**TO DO**
Find the string "document" in the material. Copy every line that has it.

**RECORDS SUPPLIED**

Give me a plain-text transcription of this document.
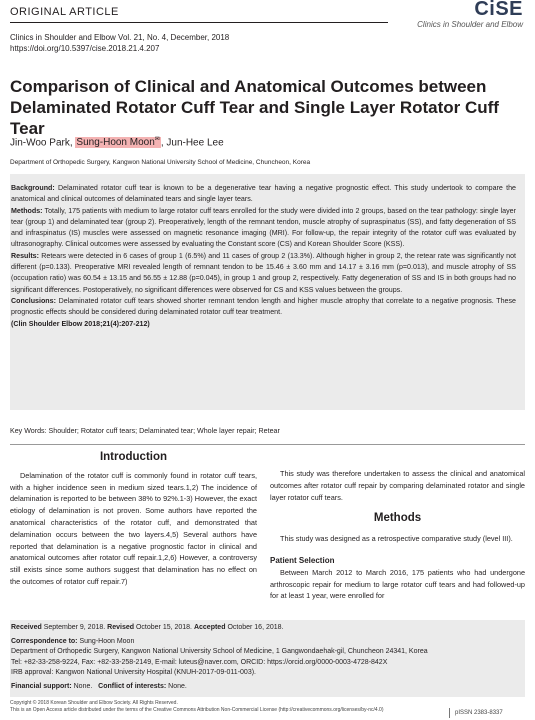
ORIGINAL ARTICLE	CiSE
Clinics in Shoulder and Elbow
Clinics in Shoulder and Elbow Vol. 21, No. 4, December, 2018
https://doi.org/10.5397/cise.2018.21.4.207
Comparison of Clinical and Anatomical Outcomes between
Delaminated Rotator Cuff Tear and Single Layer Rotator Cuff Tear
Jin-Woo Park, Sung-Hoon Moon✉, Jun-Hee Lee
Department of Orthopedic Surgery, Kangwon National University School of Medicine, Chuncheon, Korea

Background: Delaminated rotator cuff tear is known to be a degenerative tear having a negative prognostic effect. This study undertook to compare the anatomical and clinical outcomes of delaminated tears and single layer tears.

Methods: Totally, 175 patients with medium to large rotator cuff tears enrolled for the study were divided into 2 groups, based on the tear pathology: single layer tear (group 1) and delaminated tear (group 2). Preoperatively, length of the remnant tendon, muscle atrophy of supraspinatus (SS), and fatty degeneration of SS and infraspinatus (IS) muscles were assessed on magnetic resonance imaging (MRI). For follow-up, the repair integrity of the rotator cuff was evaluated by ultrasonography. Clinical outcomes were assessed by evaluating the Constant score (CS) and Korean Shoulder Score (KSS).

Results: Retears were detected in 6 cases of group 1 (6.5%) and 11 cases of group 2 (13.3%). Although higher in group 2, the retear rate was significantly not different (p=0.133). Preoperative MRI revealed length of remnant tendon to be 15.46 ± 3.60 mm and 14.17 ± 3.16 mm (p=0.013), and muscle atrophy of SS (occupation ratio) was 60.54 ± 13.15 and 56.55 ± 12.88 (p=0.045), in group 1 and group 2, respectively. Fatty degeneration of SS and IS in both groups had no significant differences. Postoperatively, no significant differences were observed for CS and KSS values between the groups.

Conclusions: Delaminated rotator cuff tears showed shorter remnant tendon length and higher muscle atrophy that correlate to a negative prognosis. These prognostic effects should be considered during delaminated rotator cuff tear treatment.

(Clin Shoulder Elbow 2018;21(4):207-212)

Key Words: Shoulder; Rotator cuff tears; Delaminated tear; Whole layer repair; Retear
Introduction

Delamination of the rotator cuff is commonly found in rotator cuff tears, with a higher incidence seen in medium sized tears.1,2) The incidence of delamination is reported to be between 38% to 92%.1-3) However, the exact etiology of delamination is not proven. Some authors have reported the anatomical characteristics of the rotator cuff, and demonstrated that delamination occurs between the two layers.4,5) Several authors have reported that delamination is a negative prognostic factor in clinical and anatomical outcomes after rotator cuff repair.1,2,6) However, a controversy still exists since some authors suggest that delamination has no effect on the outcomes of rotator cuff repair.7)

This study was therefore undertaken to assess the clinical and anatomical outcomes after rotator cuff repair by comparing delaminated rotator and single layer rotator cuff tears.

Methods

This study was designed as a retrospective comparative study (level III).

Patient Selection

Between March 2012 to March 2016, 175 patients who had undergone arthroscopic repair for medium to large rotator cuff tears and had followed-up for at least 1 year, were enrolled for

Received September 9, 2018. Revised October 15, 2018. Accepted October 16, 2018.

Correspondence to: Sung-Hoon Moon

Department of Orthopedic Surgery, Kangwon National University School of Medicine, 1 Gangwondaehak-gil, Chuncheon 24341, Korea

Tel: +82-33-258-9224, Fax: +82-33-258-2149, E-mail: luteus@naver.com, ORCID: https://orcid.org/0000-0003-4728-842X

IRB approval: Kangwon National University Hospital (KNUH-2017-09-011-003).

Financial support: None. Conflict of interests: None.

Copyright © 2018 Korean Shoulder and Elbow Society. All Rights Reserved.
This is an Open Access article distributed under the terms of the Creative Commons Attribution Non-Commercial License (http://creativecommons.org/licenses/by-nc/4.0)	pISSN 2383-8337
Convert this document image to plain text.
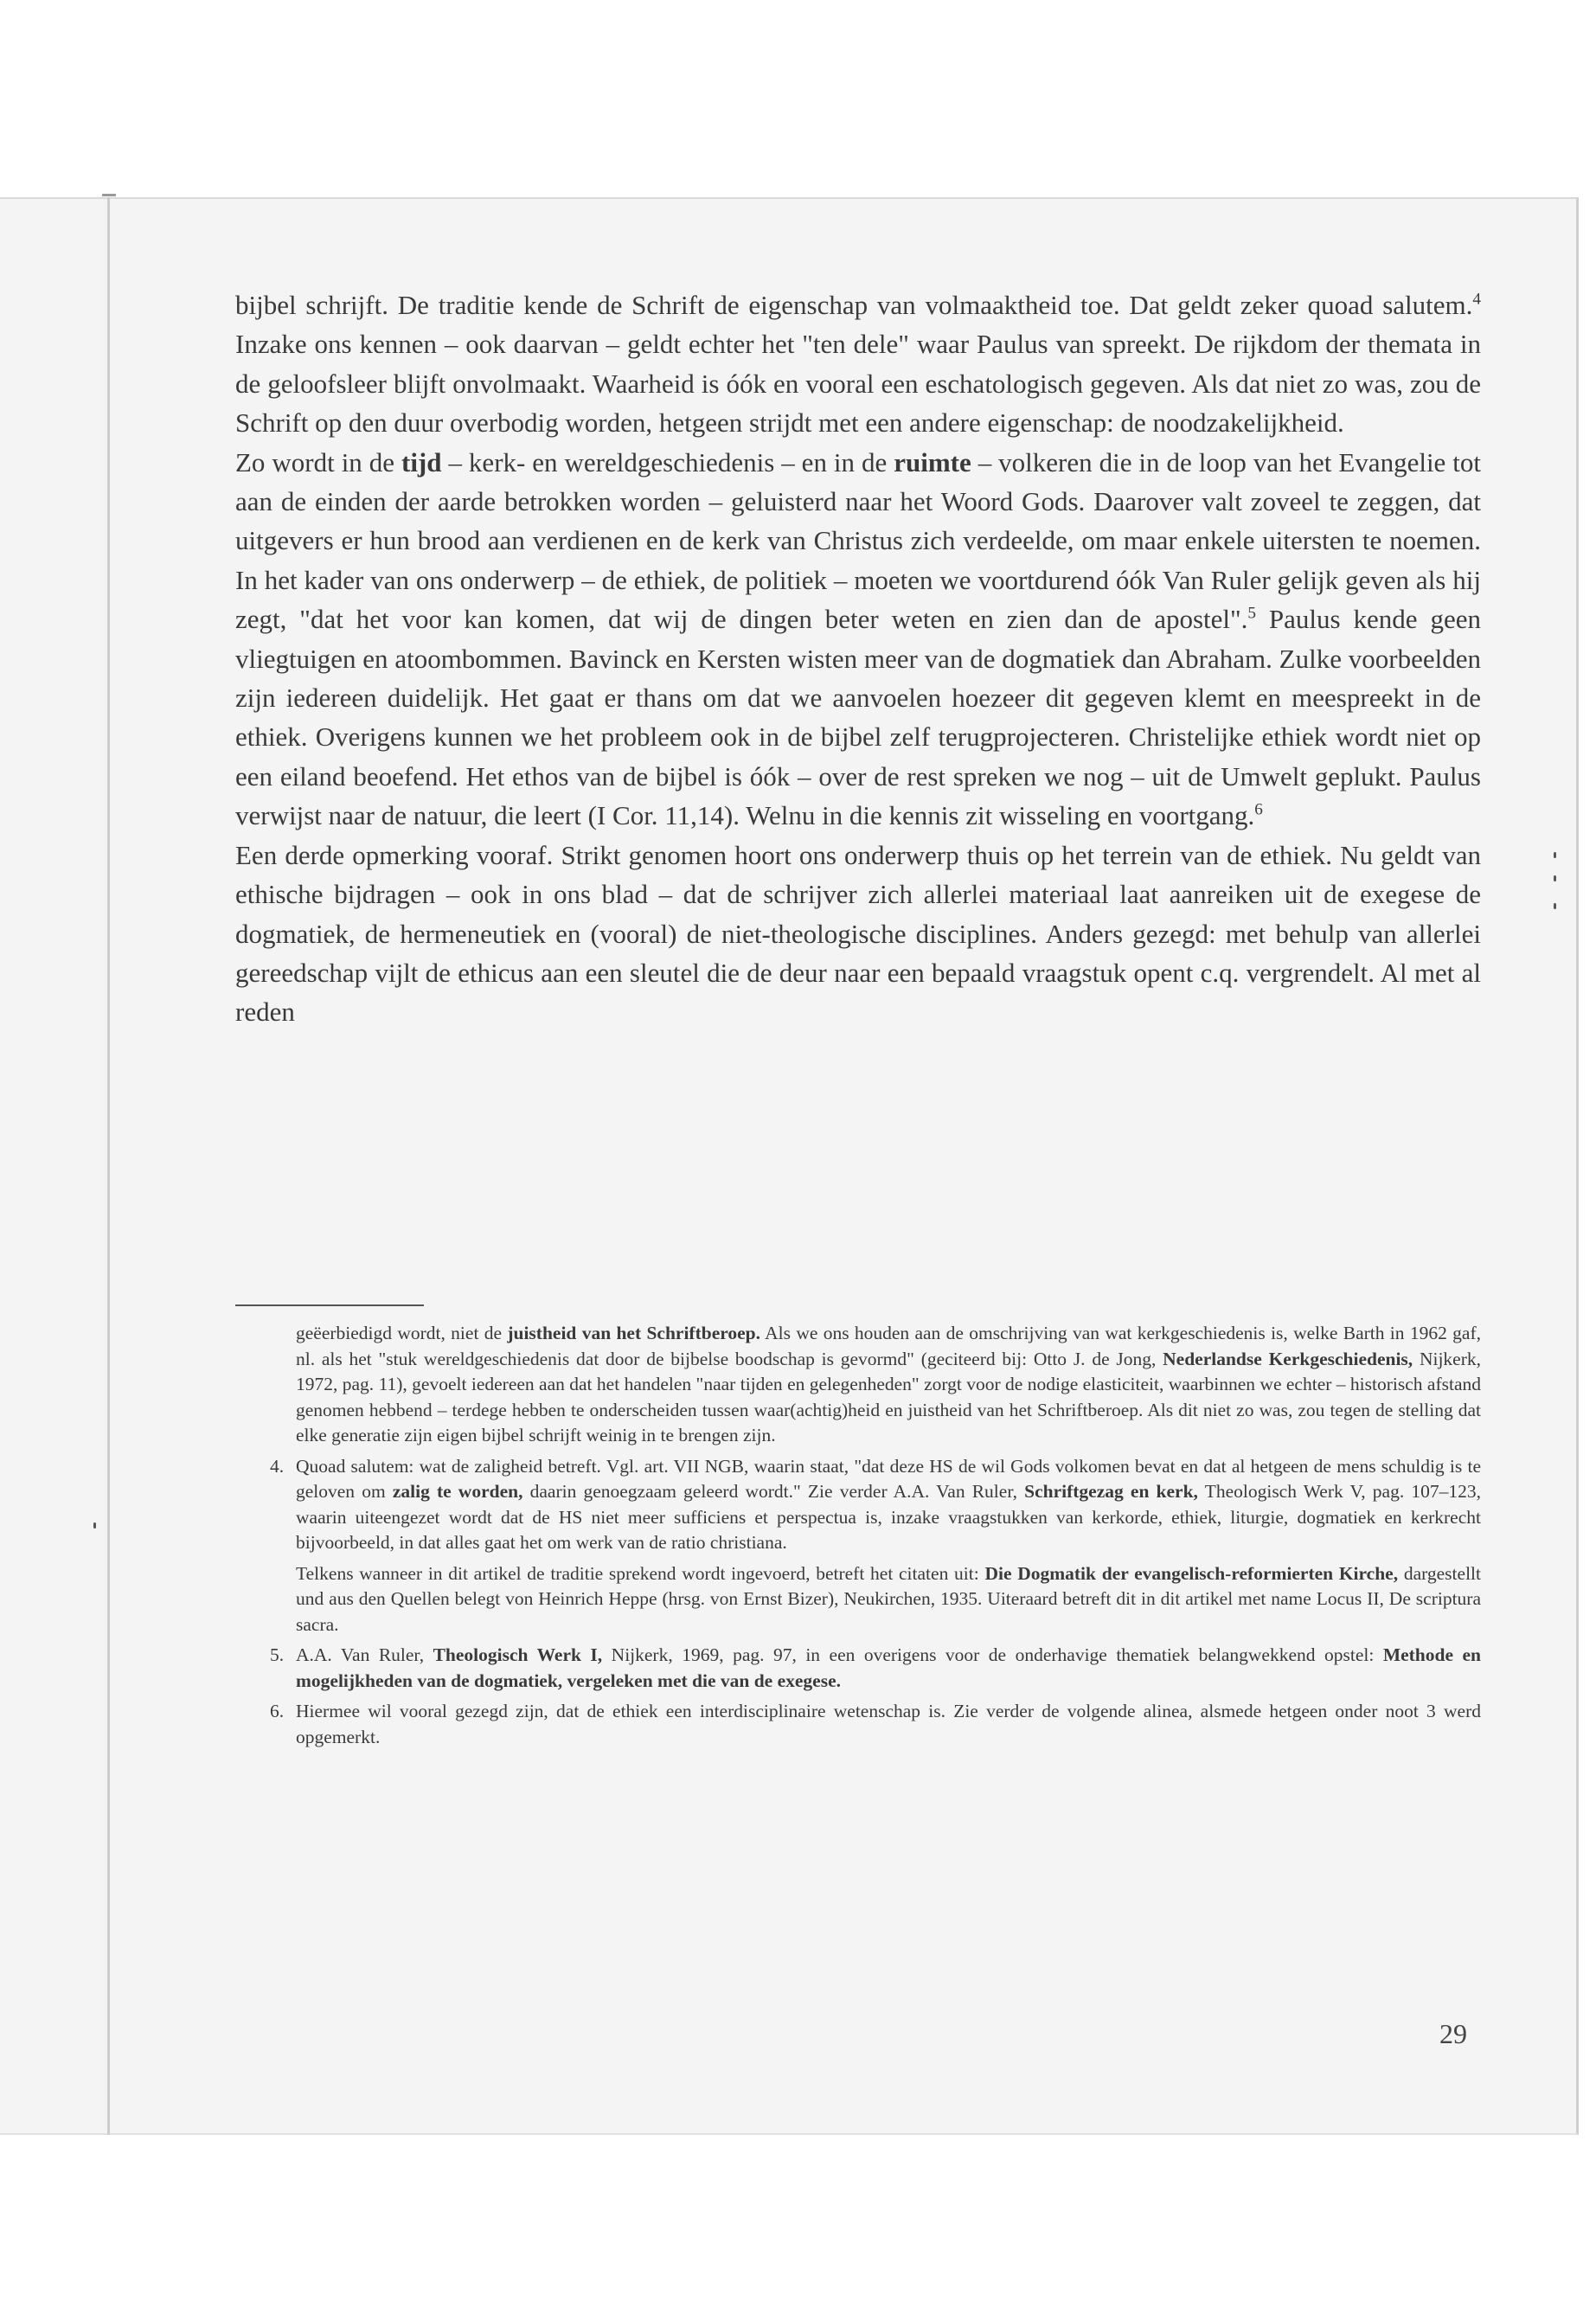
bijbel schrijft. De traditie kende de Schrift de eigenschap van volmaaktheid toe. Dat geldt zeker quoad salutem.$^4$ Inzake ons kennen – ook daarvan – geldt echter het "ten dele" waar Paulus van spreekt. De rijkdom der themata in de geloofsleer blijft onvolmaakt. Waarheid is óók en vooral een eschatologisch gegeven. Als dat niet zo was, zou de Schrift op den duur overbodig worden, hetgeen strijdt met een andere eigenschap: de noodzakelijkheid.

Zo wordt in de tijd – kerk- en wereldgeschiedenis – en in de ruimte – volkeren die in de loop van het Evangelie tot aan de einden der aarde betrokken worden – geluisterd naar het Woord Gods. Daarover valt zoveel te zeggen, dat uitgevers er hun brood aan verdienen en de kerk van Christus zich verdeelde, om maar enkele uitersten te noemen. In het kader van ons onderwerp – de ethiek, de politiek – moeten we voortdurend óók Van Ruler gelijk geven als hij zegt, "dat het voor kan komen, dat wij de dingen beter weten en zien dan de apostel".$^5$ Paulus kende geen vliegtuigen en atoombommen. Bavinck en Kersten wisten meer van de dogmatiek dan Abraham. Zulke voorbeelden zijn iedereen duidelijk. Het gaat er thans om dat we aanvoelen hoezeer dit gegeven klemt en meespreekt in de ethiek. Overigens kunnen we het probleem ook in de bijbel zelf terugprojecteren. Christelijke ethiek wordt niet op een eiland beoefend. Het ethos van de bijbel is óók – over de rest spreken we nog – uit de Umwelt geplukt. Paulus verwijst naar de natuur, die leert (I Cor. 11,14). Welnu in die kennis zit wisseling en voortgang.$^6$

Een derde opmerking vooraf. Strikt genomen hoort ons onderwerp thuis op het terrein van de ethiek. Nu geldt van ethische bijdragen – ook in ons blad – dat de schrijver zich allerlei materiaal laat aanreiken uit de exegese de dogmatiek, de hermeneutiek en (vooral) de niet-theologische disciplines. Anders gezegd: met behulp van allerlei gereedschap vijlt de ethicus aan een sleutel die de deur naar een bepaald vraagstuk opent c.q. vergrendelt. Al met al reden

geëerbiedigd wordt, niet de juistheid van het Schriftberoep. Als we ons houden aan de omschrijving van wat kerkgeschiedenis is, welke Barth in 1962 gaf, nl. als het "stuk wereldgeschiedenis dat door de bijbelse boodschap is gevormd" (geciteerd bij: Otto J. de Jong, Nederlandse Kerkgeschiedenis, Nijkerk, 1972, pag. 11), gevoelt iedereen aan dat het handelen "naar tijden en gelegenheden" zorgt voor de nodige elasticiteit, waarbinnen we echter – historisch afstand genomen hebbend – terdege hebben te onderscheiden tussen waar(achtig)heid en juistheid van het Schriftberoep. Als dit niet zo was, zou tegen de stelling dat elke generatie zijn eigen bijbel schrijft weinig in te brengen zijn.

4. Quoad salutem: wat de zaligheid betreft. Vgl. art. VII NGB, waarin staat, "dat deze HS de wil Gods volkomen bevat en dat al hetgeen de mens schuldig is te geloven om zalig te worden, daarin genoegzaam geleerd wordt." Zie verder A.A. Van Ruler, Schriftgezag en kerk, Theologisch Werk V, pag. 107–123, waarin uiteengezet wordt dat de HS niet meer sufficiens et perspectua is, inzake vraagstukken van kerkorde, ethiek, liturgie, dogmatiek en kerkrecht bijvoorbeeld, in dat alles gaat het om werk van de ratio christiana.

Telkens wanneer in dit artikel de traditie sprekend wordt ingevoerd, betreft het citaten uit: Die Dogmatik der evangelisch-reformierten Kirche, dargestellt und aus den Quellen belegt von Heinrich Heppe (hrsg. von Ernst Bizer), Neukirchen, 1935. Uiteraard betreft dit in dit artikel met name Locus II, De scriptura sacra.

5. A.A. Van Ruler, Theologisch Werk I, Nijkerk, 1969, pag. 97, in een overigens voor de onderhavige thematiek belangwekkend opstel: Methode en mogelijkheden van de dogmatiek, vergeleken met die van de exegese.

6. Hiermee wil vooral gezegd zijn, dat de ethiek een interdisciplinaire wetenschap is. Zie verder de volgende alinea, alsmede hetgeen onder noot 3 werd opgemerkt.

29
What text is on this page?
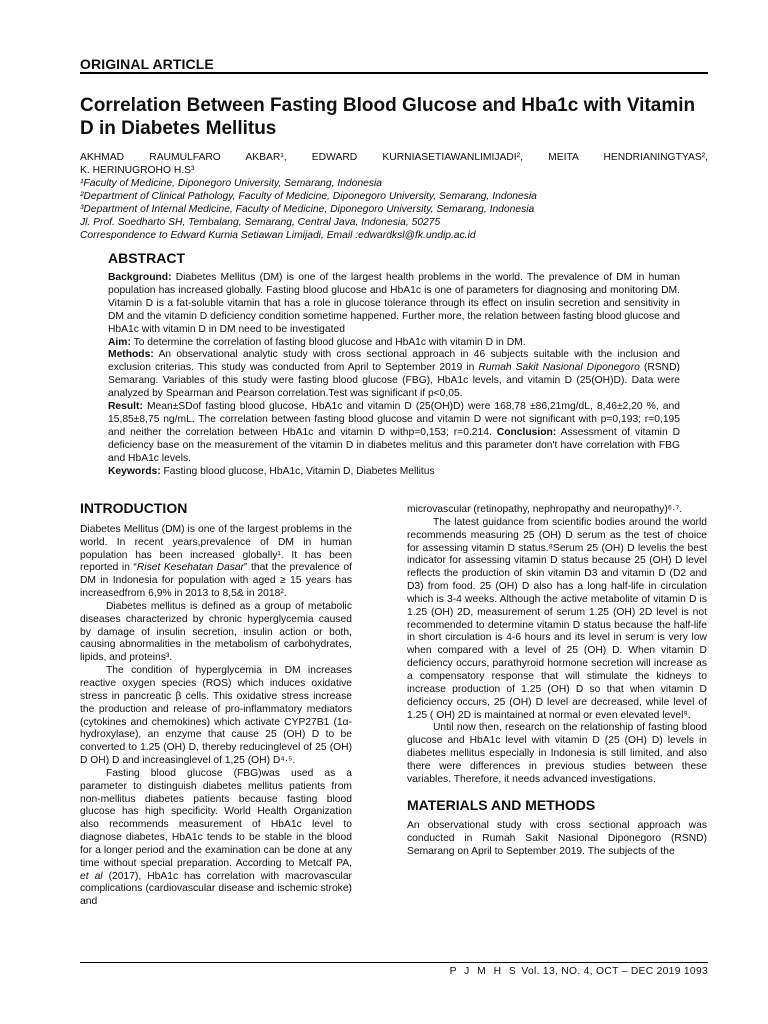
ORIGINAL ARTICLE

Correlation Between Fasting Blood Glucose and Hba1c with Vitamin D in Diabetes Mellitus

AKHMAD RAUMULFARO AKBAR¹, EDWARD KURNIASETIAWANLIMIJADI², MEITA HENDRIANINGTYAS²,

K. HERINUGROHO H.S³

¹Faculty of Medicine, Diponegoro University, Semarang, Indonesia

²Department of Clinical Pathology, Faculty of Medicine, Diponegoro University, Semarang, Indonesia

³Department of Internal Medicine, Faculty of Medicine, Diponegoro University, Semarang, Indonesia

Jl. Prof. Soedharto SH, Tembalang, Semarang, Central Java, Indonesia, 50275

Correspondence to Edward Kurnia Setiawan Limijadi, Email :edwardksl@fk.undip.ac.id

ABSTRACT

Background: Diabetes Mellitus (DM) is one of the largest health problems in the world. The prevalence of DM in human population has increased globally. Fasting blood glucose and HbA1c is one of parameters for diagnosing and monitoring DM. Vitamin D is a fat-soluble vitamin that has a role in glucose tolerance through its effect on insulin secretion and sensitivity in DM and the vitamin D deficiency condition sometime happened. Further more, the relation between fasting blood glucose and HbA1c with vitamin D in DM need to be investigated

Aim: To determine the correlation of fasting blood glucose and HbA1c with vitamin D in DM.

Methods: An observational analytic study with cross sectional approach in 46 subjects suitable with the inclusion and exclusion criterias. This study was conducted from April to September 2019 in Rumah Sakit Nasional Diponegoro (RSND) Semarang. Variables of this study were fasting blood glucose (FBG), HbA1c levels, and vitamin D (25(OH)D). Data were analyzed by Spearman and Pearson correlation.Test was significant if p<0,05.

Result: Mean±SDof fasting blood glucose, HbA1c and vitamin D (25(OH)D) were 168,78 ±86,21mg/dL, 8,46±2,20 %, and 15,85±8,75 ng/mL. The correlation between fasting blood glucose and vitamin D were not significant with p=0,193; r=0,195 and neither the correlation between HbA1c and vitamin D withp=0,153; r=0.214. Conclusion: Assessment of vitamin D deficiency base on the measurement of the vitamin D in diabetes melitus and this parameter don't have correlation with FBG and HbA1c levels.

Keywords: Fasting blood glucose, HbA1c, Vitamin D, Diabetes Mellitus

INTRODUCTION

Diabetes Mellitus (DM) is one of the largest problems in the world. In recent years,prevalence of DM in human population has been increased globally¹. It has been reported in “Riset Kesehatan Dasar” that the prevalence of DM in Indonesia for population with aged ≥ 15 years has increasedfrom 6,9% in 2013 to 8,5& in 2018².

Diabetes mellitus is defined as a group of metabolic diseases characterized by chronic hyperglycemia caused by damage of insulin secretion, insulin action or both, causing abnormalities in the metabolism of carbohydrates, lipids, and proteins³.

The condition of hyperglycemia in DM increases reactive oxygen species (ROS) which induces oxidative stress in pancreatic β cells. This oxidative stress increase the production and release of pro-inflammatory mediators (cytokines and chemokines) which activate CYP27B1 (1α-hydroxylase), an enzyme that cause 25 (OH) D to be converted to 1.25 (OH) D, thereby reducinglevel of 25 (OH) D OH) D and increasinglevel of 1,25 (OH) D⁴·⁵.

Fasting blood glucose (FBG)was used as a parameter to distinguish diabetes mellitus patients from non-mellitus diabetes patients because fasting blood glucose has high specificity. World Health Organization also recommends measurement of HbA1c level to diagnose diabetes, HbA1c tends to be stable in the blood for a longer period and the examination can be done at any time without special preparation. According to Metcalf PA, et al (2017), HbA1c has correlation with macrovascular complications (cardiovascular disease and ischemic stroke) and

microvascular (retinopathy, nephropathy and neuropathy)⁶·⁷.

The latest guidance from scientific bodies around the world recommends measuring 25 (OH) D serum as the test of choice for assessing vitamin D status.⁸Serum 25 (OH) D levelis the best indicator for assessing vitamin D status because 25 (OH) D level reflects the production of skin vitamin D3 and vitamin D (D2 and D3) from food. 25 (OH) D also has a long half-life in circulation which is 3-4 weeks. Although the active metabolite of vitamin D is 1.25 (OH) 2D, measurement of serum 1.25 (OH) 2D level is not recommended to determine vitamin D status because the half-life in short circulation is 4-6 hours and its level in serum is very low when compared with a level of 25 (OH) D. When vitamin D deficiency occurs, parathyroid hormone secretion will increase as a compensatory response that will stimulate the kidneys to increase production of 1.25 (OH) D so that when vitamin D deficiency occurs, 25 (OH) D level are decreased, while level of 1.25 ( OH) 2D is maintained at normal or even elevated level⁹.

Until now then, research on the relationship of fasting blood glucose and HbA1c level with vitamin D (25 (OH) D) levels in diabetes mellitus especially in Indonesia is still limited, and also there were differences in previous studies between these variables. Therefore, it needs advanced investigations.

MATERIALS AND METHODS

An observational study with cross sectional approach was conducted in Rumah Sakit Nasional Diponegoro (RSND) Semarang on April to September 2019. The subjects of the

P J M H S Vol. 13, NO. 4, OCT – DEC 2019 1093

**REPLY TO THE TASK**
Give me a plain-text transcription of this document.
Convert this document image to plain text.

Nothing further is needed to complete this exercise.